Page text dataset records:

╔══

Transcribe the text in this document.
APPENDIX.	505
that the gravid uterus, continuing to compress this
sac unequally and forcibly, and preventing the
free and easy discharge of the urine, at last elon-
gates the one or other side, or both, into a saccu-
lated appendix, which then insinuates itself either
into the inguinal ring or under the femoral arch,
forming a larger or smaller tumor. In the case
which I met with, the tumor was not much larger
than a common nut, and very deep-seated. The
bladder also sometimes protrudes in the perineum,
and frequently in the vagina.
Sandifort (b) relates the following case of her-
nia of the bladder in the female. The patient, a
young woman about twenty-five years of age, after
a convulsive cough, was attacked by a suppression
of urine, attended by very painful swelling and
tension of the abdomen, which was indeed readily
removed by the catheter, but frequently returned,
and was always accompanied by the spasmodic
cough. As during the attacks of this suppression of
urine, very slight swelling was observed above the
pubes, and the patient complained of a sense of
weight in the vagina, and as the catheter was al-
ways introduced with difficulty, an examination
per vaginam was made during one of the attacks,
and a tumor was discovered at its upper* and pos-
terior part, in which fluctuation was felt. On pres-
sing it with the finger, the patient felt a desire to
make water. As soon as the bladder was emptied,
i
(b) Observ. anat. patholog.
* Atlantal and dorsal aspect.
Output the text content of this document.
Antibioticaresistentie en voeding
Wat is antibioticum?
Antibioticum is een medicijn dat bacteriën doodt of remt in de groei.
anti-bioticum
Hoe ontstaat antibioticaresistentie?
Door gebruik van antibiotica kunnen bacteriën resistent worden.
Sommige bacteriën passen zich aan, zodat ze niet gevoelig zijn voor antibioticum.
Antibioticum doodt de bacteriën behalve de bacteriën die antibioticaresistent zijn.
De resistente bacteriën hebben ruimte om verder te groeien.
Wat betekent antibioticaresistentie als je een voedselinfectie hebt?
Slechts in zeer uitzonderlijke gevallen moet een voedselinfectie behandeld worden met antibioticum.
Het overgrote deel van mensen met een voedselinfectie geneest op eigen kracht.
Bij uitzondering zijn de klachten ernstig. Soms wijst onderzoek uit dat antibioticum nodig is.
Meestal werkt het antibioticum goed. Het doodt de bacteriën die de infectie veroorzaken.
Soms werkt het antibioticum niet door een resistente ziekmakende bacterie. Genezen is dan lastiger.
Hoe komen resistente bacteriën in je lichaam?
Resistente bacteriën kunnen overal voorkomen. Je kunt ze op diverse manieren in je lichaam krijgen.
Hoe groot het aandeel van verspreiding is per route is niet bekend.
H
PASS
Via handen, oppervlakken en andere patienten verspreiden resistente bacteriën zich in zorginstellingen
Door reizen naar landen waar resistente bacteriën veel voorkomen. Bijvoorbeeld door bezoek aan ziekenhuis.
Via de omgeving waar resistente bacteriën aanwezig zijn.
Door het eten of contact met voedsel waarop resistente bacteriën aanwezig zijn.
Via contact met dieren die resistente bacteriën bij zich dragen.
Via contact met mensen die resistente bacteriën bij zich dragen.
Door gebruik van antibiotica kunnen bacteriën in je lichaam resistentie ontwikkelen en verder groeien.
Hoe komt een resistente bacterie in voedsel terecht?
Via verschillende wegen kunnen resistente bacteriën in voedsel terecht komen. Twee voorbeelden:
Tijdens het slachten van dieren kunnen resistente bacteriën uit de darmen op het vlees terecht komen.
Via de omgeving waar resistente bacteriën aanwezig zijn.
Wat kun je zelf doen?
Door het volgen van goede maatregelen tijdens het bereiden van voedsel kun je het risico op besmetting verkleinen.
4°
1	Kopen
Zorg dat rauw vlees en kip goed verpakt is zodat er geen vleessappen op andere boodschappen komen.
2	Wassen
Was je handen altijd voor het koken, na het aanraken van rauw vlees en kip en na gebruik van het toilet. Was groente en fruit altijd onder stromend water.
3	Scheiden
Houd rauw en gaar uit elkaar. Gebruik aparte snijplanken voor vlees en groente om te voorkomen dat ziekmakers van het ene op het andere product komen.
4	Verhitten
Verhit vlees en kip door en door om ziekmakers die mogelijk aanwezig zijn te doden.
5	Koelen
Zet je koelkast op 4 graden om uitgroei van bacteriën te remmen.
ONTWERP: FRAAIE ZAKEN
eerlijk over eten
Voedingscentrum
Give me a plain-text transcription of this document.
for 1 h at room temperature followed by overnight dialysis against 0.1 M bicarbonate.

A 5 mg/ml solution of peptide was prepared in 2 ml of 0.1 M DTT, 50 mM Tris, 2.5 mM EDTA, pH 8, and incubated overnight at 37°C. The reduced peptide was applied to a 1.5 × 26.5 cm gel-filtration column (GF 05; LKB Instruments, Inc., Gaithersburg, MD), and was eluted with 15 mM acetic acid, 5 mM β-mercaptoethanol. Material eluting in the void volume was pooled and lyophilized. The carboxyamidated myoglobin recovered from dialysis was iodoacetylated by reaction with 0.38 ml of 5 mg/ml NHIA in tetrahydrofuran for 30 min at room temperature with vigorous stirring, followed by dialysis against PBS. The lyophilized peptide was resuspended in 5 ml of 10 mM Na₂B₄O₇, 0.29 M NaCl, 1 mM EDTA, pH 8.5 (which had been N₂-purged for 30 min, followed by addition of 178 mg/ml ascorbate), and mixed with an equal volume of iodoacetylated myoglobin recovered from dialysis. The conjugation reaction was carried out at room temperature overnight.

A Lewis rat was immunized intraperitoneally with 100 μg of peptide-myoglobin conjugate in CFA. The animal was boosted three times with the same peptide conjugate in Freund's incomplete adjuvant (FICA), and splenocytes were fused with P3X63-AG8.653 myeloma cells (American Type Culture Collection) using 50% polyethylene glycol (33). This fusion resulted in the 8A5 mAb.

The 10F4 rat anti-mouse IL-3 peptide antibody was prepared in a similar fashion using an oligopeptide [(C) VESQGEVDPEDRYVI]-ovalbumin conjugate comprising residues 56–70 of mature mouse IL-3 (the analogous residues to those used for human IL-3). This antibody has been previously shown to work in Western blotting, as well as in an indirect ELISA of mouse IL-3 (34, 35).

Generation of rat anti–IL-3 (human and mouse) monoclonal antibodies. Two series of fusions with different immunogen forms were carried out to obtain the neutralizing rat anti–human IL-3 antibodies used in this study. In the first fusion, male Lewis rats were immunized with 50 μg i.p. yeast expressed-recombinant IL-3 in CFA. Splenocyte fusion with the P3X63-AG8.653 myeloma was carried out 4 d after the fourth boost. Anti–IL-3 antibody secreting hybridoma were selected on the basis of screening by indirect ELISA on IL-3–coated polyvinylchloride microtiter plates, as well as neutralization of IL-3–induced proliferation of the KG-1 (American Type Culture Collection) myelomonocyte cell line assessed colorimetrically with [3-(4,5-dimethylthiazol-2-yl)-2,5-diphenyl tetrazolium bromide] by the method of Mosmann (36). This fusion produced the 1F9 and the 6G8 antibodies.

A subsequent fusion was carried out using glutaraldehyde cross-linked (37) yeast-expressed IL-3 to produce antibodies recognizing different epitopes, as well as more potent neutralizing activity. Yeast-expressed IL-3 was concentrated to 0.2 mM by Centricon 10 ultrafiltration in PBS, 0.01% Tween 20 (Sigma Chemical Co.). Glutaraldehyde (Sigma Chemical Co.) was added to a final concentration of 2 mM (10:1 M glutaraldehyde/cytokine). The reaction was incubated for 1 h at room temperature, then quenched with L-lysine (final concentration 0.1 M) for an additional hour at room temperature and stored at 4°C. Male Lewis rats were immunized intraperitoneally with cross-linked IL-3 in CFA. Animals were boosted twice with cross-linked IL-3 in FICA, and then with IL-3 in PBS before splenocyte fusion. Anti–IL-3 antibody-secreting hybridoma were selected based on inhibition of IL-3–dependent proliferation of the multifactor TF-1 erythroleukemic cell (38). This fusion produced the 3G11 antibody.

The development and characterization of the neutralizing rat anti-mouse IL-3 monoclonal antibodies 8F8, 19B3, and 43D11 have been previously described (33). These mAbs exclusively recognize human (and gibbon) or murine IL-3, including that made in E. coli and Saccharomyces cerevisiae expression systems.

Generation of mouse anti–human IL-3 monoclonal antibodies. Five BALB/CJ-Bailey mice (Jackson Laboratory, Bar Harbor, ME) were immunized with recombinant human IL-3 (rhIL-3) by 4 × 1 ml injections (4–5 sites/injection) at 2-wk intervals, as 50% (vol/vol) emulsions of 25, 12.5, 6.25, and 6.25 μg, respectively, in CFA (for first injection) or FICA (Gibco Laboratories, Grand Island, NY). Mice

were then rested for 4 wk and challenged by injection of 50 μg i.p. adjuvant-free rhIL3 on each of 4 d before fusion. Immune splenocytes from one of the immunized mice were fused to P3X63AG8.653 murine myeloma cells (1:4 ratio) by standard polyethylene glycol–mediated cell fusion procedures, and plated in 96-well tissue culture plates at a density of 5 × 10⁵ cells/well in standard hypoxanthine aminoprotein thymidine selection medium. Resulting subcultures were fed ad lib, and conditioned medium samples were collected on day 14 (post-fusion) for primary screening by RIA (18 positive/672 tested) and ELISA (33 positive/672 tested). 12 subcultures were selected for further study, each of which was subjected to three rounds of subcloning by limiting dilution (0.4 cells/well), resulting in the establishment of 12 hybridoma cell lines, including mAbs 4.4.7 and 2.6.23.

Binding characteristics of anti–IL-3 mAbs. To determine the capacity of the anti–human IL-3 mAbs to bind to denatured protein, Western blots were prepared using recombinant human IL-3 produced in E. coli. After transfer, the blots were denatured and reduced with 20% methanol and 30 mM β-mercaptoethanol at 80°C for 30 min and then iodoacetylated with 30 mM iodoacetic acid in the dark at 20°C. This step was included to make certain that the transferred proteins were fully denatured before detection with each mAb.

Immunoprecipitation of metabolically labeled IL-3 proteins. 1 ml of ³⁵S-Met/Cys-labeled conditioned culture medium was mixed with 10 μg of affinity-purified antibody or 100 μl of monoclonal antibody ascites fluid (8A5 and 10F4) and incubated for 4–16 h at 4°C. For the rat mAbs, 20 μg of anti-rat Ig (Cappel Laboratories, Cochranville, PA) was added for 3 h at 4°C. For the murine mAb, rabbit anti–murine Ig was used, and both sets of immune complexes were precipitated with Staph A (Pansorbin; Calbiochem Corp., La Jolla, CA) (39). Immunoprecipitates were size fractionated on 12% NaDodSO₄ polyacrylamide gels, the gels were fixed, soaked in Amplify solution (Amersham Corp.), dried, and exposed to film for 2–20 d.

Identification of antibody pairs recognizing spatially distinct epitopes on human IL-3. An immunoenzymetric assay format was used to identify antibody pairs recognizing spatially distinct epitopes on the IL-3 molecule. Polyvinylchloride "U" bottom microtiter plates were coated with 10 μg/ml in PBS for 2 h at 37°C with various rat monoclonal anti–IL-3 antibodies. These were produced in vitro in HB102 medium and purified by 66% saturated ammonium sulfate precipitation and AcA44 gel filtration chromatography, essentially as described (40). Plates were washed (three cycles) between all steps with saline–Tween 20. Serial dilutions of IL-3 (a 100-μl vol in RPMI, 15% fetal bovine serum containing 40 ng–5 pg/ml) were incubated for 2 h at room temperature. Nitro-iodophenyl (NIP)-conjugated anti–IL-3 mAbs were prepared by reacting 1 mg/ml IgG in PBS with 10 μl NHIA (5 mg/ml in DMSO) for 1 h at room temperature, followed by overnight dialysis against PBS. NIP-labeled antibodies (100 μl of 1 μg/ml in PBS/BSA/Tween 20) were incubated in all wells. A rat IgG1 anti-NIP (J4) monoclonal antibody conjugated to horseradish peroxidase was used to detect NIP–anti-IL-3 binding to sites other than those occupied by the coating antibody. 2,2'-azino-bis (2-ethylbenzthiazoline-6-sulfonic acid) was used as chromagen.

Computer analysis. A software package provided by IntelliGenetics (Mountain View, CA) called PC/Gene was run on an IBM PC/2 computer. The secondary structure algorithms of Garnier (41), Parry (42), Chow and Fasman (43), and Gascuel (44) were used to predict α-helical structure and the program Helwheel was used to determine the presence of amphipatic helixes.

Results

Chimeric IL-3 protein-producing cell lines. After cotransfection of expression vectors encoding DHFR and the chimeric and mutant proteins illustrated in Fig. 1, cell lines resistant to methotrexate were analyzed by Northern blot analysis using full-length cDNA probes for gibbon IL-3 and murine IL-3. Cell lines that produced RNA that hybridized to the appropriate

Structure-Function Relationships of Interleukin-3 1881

╚══

Reproduce every line from the preceding data in which the word "zodat" can be found.

### Answer section
Sommige bacteriën passen zich aan, zodat ze niet gevoelig zijn voor antibioticum.
Zorg dat rauw vlees en kip goed verpakt is zodat er geen vleessappen op andere boodschappen komen.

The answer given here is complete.